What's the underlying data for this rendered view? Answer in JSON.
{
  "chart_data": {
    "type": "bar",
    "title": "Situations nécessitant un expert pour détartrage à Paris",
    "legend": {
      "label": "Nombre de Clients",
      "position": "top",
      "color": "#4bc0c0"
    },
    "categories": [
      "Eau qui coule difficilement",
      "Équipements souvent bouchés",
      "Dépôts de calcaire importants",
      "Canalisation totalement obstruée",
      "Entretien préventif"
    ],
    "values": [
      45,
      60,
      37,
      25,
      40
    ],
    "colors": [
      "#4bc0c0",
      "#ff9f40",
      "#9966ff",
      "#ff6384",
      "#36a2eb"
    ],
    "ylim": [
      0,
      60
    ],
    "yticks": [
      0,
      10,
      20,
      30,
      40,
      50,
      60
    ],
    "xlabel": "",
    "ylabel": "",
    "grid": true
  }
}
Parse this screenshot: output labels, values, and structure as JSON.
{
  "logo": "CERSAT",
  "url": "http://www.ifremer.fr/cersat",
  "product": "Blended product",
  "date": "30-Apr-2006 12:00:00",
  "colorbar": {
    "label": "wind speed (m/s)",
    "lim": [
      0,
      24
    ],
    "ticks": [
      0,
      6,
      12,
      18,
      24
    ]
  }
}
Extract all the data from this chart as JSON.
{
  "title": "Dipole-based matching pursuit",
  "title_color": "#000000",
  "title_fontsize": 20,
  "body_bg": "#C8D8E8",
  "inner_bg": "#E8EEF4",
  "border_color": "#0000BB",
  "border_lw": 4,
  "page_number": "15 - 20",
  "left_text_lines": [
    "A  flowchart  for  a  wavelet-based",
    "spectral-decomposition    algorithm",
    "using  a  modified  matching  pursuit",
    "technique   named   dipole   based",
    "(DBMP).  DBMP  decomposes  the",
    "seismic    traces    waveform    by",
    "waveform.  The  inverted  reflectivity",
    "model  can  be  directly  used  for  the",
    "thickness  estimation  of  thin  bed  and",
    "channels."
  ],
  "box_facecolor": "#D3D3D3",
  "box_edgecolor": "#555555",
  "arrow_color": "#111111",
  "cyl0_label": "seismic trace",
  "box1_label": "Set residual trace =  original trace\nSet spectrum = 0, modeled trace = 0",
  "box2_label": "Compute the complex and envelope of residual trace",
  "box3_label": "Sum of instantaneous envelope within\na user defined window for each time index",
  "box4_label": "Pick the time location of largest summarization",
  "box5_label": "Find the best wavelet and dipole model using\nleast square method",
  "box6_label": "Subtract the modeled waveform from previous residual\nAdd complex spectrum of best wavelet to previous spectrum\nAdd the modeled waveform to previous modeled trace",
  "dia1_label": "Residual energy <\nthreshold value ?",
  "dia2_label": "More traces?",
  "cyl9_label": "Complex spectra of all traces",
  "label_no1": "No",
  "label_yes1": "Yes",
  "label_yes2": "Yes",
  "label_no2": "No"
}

What to do: Everything from the line containing "Parse this screenshot: output" through the final line of the listing, inclusive, must be reproduced exactly; leave out the rest.

Output for this task:
Parse this screenshot: output labels, values, and structure as JSON.
{
  "logo": "CERSAT",
  "url": "http://www.ifremer.fr/cersat",
  "product": "Blended product",
  "date": "30-Apr-2006 12:00:00",
  "colorbar": {
    "label": "wind speed (m/s)",
    "lim": [
      0,
      24
    ],
    "ticks": [
      0,
      6,
      12,
      18,
      24
    ]
  }
}
Extract all the data from this chart as JSON.
{
  "title": "Dipole-based matching pursuit",
  "title_color": "#000000",
  "title_fontsize": 20,
  "body_bg": "#C8D8E8",
  "inner_bg": "#E8EEF4",
  "border_color": "#0000BB",
  "border_lw": 4,
  "page_number": "15 - 20",
  "left_text_lines": [
    "A  flowchart  for  a  wavelet-based",
    "spectral-decomposition    algorithm",
    "using  a  modified  matching  pursuit",
    "technique   named   dipole   based",
    "(DBMP).  DBMP  decomposes  the",
    "seismic    traces    waveform    by",
    "waveform.  The  inverted  reflectivity",
    "model  can  be  directly  used  for  the",
    "thickness  estimation  of  thin  bed  and",
    "channels."
  ],
  "box_facecolor": "#D3D3D3",
  "box_edgecolor": "#555555",
  "arrow_color": "#111111",
  "cyl0_label": "seismic trace",
  "box1_label": "Set residual trace =  original trace\nSet spectrum = 0, modeled trace = 0",
  "box2_label": "Compute the complex and envelope of residual trace",
  "box3_label": "Sum of instantaneous envelope within\na user defined window for each time index",
  "box4_label": "Pick the time location of largest summarization",
  "box5_label": "Find the best wavelet and dipole model using\nleast square method",
  "box6_label": "Subtract the modeled waveform from previous residual\nAdd complex spectrum of best wavelet to previous spectrum\nAdd the modeled waveform to previous modeled trace",
  "dia1_label": "Residual energy <\nthreshold value ?",
  "dia2_label": "More traces?",
  "cyl9_label": "Complex spectra of all traces",
  "label_no1": "No",
  "label_yes1": "Yes",
  "label_yes2": "Yes",
  "label_no2": "No"
}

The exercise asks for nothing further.